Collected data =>

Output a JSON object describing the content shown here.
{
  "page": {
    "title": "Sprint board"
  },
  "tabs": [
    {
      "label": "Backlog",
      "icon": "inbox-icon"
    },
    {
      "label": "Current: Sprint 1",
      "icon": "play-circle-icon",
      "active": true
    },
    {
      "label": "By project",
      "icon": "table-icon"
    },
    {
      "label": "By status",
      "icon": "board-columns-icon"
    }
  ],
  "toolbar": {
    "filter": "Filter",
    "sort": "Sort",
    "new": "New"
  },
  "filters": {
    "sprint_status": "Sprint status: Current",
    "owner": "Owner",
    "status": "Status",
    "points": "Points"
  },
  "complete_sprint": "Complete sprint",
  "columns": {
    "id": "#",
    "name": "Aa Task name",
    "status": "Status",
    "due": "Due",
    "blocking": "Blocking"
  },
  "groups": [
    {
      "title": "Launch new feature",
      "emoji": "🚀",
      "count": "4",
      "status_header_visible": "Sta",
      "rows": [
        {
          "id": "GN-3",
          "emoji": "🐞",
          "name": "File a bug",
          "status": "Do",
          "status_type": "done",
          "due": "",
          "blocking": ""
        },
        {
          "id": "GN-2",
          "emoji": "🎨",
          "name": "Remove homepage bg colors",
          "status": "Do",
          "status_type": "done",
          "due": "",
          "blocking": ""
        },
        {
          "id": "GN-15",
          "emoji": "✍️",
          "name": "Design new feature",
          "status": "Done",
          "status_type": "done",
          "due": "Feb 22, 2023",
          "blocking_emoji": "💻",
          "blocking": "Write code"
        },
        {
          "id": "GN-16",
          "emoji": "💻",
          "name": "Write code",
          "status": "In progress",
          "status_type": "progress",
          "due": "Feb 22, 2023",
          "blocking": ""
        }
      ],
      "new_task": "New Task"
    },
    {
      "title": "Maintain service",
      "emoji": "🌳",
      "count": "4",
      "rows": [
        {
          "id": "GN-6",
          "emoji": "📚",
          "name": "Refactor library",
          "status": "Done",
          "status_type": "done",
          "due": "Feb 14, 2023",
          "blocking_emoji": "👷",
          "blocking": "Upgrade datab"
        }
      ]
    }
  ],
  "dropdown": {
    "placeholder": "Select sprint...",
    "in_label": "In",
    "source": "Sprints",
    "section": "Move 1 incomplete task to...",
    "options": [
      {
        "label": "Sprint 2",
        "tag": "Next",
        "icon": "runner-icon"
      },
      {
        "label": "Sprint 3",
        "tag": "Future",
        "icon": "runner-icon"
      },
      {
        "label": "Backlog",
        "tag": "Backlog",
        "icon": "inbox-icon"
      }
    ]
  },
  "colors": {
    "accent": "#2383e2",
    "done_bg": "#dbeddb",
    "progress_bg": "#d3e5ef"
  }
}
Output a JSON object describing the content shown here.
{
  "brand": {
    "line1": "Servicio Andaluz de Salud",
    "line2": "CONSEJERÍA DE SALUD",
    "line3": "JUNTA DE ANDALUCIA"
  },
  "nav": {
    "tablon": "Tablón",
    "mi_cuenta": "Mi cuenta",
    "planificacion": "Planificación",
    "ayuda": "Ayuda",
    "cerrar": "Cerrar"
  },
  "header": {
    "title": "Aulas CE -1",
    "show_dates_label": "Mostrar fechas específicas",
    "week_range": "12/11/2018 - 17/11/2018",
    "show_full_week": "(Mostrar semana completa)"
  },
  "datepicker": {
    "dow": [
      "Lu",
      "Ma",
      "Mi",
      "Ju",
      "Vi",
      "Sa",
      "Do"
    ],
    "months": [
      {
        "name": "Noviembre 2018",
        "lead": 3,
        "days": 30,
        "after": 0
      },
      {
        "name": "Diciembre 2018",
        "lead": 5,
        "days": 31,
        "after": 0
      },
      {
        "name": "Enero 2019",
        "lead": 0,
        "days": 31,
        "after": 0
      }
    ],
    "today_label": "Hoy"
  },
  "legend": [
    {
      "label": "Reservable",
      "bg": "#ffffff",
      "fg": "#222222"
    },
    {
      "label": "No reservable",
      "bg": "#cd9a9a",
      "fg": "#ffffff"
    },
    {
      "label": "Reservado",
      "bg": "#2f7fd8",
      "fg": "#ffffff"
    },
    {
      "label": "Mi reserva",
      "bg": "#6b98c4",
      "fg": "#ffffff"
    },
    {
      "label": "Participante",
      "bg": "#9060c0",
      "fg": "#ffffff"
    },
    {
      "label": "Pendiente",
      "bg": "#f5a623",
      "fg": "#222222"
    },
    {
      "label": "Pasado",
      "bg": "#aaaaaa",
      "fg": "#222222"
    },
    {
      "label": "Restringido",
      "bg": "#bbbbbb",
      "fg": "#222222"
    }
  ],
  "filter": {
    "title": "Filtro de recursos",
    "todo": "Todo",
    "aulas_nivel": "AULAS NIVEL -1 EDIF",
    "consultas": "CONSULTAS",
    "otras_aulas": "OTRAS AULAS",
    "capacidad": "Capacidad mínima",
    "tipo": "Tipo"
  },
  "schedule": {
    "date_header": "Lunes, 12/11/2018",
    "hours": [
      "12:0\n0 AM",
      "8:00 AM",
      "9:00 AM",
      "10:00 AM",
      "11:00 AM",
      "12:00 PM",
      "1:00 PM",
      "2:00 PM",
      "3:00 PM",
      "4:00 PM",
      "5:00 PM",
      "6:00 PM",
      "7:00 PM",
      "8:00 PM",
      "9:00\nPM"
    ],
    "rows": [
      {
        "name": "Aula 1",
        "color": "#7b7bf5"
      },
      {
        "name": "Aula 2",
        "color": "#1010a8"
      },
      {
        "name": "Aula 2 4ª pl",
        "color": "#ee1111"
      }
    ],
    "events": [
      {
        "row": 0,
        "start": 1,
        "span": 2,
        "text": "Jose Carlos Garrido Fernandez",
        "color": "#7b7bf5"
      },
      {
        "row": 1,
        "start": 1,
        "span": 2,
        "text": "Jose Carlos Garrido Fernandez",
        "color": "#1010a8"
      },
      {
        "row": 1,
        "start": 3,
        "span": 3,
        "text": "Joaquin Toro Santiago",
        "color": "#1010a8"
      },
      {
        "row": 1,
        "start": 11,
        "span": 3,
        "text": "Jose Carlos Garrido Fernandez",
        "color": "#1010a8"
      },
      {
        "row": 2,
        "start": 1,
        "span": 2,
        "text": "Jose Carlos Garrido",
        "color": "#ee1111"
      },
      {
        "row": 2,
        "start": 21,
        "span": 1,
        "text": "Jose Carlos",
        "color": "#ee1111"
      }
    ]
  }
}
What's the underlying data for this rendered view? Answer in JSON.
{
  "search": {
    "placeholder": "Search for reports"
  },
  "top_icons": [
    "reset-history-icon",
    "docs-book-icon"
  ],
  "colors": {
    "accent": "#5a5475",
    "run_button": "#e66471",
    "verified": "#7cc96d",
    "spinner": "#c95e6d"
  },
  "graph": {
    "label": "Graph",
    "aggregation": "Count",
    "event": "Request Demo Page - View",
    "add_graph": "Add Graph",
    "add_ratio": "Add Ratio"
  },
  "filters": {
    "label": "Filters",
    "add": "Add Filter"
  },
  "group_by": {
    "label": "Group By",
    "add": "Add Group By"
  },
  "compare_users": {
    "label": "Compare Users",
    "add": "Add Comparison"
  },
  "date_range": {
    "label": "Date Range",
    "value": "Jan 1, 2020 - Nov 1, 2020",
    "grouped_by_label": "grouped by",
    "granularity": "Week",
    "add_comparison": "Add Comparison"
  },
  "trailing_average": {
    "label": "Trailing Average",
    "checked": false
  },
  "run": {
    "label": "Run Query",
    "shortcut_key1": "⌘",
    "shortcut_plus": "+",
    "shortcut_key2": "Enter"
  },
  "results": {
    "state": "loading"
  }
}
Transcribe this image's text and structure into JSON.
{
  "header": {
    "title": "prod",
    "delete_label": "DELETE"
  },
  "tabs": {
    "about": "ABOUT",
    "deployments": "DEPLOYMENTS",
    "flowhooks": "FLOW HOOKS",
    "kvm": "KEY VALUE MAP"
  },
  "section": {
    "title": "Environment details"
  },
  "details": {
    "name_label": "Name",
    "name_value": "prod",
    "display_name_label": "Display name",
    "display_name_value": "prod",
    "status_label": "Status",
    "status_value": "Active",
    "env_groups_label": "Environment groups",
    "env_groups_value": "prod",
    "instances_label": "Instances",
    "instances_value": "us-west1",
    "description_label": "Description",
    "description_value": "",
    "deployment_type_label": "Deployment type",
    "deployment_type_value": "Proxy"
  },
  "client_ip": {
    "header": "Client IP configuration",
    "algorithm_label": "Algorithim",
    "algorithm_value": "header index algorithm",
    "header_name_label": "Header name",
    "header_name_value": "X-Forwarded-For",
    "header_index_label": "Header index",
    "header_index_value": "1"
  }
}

What you have to do => Count the lines in the records above that hold the word "Mostrar", and give only that number.

Correct output => 2